Stored data start
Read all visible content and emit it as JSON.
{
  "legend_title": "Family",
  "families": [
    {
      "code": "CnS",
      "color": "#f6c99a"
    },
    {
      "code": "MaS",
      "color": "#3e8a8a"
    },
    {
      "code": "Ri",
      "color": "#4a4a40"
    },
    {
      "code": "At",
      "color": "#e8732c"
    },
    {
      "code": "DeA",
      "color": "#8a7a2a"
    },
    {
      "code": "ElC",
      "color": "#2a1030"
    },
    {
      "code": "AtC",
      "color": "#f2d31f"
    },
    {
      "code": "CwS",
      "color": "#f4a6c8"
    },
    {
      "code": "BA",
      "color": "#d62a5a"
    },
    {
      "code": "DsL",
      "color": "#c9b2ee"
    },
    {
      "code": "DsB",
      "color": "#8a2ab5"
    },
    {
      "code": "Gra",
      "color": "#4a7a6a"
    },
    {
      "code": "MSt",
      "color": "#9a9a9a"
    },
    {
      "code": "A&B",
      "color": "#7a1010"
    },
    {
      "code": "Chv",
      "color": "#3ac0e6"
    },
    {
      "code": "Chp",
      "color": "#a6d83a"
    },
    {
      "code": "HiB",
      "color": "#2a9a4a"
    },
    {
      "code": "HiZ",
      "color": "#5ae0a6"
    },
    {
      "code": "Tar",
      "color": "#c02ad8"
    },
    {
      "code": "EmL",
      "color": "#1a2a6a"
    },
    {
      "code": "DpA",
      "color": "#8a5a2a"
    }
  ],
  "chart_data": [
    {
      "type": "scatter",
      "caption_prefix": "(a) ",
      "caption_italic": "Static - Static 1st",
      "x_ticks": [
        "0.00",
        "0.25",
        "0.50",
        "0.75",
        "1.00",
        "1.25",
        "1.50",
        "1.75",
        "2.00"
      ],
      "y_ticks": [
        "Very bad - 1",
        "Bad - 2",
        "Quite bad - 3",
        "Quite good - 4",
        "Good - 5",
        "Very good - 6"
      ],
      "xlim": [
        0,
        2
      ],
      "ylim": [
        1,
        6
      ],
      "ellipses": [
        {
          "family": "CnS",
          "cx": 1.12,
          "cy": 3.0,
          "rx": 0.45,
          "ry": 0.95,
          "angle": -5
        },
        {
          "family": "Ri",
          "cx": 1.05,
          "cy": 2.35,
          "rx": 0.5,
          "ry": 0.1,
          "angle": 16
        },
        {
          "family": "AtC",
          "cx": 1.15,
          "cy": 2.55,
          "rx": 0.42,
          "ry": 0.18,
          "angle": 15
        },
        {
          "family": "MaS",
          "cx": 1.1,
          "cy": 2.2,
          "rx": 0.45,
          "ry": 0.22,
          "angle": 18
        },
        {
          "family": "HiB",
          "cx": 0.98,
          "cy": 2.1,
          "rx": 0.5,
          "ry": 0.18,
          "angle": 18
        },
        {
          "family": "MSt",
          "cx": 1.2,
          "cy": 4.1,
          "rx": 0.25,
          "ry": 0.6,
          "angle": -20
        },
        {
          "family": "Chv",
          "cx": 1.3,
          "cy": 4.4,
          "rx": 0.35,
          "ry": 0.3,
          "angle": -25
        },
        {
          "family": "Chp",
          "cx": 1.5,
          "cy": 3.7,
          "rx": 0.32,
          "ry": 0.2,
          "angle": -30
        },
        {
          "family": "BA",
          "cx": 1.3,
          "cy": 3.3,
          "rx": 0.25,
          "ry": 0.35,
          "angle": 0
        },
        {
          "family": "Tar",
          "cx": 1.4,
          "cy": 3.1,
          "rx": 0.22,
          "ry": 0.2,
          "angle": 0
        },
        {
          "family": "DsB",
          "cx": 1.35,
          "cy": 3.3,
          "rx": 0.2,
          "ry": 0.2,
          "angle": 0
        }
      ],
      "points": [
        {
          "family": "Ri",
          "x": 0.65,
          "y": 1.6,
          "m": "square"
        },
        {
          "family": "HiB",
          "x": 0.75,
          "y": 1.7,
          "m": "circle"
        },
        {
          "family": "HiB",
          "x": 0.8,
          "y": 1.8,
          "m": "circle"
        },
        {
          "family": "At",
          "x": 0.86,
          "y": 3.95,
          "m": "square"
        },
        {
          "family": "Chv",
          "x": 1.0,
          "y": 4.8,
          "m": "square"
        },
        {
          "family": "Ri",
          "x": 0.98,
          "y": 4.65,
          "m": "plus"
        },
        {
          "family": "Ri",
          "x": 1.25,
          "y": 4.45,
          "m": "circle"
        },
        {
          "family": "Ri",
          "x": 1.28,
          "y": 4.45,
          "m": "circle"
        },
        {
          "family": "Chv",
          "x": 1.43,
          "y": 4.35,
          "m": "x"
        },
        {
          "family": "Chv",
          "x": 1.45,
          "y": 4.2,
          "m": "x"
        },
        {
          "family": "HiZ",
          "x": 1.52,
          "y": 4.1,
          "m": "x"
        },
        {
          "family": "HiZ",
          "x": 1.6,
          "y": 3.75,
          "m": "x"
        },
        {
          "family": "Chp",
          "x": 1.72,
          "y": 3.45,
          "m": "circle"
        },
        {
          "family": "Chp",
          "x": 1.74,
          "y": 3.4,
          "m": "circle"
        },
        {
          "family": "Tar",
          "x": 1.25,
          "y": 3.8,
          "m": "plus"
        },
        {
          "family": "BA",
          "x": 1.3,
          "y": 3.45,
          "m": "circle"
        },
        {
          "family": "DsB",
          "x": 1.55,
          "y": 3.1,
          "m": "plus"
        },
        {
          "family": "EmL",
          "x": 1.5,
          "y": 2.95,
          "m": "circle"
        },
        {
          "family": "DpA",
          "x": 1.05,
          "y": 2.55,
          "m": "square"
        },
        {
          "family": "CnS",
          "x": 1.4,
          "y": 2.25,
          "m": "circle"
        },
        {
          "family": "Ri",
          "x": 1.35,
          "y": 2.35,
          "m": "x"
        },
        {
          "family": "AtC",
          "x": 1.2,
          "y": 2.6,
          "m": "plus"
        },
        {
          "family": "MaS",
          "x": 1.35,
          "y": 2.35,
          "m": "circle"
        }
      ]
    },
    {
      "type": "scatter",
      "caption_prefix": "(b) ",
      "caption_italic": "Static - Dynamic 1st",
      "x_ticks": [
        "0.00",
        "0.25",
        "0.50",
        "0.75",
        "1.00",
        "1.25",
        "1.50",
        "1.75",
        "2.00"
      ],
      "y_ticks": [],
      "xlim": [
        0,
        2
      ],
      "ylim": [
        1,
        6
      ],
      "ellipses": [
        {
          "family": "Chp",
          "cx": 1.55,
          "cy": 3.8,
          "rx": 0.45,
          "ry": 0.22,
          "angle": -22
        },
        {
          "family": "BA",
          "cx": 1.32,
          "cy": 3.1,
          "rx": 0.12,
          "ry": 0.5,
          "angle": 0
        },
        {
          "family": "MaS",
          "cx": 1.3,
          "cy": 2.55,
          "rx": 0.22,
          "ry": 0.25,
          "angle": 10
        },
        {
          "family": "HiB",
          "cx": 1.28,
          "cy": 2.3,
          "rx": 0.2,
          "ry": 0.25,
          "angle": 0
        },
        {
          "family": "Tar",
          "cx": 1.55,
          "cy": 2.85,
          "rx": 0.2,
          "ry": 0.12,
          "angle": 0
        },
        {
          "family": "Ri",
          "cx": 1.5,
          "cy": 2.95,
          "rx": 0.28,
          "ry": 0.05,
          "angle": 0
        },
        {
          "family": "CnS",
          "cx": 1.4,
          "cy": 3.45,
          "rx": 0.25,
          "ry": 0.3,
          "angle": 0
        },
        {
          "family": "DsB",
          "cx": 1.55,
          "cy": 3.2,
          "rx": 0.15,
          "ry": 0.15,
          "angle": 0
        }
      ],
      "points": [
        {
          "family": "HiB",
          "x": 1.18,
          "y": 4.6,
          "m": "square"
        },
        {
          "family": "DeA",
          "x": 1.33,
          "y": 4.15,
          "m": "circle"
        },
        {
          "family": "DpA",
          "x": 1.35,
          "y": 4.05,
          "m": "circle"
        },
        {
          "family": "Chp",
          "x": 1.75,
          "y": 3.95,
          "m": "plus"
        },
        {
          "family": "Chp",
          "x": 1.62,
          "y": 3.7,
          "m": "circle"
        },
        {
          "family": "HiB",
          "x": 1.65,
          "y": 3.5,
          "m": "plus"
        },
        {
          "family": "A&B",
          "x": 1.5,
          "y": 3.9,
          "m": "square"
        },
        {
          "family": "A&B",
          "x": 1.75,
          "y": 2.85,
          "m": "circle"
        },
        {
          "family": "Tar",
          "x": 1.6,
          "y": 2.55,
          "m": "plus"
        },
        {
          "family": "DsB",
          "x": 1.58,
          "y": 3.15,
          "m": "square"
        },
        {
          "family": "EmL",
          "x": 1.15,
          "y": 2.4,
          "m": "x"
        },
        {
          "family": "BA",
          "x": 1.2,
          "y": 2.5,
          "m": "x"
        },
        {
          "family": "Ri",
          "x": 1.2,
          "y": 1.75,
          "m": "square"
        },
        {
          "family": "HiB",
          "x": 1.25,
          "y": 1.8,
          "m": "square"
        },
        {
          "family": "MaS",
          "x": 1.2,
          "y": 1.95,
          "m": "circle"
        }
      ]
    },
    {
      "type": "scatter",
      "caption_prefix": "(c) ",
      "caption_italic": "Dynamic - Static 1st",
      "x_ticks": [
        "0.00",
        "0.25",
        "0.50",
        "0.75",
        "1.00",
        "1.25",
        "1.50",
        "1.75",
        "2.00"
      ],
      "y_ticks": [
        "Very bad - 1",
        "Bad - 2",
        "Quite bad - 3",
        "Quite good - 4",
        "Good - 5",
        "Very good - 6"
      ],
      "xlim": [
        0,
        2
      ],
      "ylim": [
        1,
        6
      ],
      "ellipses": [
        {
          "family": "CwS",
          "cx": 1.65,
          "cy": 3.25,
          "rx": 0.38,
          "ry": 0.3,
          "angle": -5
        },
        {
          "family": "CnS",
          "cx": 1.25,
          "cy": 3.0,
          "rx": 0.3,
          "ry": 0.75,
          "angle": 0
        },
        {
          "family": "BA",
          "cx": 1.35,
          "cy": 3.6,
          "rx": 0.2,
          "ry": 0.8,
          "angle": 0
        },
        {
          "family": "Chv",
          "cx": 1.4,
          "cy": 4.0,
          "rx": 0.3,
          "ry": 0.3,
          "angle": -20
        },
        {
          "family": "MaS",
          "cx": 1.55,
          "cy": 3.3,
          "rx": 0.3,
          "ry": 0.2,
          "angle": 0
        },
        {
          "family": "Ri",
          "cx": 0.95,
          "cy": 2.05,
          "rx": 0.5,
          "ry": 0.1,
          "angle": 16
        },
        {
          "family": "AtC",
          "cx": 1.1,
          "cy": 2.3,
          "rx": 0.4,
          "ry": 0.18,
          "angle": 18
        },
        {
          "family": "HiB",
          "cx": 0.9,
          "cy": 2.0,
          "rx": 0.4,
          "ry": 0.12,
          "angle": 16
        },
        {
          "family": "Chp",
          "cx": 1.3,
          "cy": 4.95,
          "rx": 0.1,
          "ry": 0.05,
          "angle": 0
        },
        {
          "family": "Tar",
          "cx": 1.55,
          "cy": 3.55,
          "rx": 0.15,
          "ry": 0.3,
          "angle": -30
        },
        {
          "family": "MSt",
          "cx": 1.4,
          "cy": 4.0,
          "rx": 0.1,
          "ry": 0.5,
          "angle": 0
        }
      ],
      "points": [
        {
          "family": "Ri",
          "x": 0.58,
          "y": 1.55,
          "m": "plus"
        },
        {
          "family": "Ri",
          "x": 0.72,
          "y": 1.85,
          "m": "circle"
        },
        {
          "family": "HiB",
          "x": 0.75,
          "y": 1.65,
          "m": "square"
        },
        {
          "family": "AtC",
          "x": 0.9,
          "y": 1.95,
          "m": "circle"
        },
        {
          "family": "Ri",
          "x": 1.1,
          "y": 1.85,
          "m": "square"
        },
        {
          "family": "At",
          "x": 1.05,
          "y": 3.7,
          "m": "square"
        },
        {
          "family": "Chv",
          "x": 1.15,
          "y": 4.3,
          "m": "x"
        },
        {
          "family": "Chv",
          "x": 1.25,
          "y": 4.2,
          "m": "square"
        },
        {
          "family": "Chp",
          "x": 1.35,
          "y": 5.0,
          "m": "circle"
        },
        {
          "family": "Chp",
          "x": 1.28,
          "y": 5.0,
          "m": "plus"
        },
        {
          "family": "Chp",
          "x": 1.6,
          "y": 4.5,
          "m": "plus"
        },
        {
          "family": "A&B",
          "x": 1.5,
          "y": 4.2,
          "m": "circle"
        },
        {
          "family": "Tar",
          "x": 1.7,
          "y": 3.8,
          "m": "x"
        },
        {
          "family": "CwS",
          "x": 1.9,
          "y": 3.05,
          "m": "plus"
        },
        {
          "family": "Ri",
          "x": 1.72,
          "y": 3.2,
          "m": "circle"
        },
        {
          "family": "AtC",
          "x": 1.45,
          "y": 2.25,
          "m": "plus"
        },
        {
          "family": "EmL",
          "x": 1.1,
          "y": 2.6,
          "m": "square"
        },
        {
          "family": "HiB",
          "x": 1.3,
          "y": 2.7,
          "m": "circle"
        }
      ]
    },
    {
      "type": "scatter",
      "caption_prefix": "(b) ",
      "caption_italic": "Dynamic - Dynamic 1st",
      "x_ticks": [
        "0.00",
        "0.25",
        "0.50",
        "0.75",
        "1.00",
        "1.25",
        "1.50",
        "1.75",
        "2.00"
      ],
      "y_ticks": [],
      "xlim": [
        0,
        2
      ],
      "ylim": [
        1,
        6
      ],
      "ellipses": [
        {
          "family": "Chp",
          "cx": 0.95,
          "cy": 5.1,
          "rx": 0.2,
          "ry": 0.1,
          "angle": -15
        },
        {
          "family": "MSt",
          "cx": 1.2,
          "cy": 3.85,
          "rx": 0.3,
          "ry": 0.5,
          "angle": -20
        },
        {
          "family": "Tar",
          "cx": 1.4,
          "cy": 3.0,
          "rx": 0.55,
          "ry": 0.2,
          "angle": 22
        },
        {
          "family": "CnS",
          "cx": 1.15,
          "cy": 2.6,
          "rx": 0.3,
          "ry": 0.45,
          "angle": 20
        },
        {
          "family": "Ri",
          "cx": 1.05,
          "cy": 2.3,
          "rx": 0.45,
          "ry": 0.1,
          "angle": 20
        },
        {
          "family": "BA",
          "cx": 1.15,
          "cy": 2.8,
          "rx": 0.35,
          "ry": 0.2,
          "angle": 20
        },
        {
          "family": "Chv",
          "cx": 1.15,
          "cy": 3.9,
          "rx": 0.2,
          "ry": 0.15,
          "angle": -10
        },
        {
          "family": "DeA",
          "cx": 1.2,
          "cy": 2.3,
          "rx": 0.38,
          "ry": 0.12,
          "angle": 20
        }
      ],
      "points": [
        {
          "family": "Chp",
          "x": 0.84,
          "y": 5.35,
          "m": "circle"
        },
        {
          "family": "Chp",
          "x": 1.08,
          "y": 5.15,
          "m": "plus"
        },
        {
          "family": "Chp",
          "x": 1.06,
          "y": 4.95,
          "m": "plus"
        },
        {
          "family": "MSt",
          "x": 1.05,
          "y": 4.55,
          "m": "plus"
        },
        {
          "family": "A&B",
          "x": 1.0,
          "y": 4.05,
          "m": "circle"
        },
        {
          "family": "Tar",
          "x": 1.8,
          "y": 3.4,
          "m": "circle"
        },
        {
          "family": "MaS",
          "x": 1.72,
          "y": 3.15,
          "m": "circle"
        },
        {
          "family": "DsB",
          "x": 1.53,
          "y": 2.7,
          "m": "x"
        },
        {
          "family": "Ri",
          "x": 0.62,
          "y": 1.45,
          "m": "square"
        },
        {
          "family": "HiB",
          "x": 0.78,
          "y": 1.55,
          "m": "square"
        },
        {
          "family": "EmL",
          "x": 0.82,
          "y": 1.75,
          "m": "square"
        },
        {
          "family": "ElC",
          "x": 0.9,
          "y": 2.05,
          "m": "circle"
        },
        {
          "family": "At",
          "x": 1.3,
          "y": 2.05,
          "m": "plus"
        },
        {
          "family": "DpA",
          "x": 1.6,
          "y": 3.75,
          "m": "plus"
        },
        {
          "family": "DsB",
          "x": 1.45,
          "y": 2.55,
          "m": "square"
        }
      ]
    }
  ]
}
Stored data end
Task brief: Find each line holding the string "Dynamic" and copy it out.

Expected answer:
      "caption_italic": "Static - Dynamic 1st",
      "caption_italic": "Dynamic - Static 1st",
      "caption_italic": "Dynamic - Dynamic 1st",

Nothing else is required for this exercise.